* _How to complete this task_:
Please reproduce the passage about the hospital's transfusion prompt word for word.
Given passage START
For example, LPCH has data about transfusion thresholds in children that suggest that hemoglobin over 7 g/dl does not require a transfusion. Longhurst says that, traditionally, it would take five to 10 years to disseminate those data to physicians to standardize the orders they place—and it still wouldn't always happen consistently.

Instead, the hospital hardwired it into its CPOE system. Now, a prompt in the form of a decision support tool will display at the point of care when a physician orders blood products on a patient who has hemoglobin over the threshold that is set in the system.

"It doesn't force the physicians to change their minds, but it gives them important information at the time that they're making that ordering decision," says Longhurst.

The hospital will be publishing outcomes based on this example that Longhurst says will show a 50% decrease in transfusion utilization outside of LPCH ICUs.

"That's a huge impact, and it happened very quickly without a lot of broad education," he says. "It happened with a single system implementation."

It's about more than medication errors
Reducing medication errors is one of the most vocal arguments proponents of EMR and CPOE systems use when lobbying for greater adoption rates. However, Longhurst and Widen say that medication errors typically don't contribute to an increase in patient mortality rates, which is the indicator looked at by their study.

"We were already doing very well from a medication safety standpoint, and our data did not show a significant impact on medication errors," says Longhurst. "While medication errors are certainly serious, they're very rarely fatal."

According to Widen, many other factors contribute to advance quality efforts. While groups like The Leapfrog Group hold a magnifying glass up to medication errors, LPCH is using technology to help advance its quality efforts and having a bigger impact on mortality rates.
Given passage END
Raw data START
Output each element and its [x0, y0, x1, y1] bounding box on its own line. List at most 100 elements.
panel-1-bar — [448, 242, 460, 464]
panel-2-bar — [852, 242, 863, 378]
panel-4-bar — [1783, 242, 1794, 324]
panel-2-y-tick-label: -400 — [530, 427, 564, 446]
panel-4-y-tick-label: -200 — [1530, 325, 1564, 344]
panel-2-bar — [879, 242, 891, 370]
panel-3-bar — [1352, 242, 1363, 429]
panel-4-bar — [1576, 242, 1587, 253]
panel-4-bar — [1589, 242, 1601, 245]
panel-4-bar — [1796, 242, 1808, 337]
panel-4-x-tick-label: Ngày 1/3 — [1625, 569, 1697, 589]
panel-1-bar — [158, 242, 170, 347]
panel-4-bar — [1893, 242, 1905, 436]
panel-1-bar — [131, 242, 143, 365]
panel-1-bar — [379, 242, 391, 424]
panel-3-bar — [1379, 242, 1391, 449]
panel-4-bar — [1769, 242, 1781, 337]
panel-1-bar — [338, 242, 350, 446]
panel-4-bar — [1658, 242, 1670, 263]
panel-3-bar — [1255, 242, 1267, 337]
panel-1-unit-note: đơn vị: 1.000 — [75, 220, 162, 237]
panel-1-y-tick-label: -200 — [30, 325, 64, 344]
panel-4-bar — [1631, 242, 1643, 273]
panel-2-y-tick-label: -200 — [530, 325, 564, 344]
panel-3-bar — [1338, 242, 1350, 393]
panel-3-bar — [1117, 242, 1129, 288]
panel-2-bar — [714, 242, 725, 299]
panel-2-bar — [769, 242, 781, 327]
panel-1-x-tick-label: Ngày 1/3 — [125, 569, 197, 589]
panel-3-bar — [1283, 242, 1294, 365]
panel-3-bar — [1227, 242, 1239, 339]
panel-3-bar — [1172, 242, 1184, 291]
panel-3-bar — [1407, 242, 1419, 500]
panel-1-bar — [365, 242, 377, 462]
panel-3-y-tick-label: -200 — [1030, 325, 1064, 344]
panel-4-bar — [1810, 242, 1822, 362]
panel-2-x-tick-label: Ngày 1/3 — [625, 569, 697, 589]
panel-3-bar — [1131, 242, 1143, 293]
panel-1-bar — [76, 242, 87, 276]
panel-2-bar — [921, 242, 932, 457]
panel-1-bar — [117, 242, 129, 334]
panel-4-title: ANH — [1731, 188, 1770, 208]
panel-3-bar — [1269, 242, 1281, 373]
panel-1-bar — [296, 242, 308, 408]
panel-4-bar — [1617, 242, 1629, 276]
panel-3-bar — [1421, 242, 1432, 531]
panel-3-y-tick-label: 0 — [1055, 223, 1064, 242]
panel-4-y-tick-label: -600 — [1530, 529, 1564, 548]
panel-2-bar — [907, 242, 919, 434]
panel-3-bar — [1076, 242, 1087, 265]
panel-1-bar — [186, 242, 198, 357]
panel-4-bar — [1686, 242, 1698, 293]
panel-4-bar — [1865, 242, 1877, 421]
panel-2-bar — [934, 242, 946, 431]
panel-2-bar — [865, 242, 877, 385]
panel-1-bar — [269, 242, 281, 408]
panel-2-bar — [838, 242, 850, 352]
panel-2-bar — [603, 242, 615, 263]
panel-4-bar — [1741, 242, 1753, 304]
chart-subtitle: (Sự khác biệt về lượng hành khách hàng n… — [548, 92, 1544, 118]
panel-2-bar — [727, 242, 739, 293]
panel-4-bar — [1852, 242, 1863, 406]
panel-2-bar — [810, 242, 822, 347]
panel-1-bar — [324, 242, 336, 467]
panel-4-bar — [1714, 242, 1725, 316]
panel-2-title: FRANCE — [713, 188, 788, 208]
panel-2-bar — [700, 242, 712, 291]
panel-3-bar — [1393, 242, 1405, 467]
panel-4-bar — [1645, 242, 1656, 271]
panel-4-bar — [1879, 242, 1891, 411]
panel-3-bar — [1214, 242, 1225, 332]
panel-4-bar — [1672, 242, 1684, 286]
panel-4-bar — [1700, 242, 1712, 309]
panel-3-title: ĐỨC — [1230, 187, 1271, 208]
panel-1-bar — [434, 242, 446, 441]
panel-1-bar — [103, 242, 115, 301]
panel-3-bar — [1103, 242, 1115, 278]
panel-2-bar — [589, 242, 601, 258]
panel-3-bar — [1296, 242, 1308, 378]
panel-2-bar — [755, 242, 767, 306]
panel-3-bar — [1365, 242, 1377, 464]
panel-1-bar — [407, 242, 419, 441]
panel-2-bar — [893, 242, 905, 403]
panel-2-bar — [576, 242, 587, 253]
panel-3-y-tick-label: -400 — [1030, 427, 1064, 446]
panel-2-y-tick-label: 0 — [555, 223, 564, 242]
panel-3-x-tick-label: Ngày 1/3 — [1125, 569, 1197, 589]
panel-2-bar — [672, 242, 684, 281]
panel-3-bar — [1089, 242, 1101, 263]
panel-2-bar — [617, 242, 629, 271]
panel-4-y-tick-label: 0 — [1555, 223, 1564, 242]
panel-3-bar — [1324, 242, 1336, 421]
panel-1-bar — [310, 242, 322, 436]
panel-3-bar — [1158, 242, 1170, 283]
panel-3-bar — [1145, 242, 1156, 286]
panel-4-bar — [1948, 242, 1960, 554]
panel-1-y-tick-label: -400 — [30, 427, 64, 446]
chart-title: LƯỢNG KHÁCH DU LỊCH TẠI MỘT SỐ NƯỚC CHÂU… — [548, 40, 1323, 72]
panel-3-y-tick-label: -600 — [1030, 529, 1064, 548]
Raw data END
* _Answer area_:
For example, LPCH has data about transfusion thresholds in children that suggest that hemoglobin over 7 g/dl does not require a transfusion. Longhurst says that, traditionally, it would take five to 10 years to disseminate those data to physicians to standardize the orders they place—and it still wouldn't always happen consistently.

Instead, the hospital hardwired it into its CPOE system. Now, a prompt in the form of a decision support tool will display at the point of care when a physician orders blood products on a patient who has hemoglobin over the threshold that is set in the system.

"It doesn't force the physicians to change their minds, but it gives them important information at the time that they're making that ordering decision," says Longhurst.

The hospital will be publishing outcomes based on this example that Longhurst says will show a 50% decrease in transfusion utilization outside of LPCH ICUs.

"That's a huge impact, and it happened very quickly without a lot of broad education," he says. "It happened with a single system implementation."

It's about more than medication errors
Reducing medication errors is one of the most vocal arguments proponents of EMR and CPOE systems use when lobbying for greater adoption rates. However, Longhurst and Widen say that medication errors typically don't contribute to an increase in patient mortality rates, which is the indicator looked at by their study.

"We were already doing very well from a medication safety standpoint, and our data did not show a significant impact on medication errors," says Longhurst. "While medication errors are certainly serious, they're very rarely fatal."

According to Widen, many other factors contribute to advance quality efforts. While groups like The Leapfrog Group hold a magnifying glass up to medication errors, LPCH is using technology to help advance its quality efforts and having a bigger impact on mortality rates.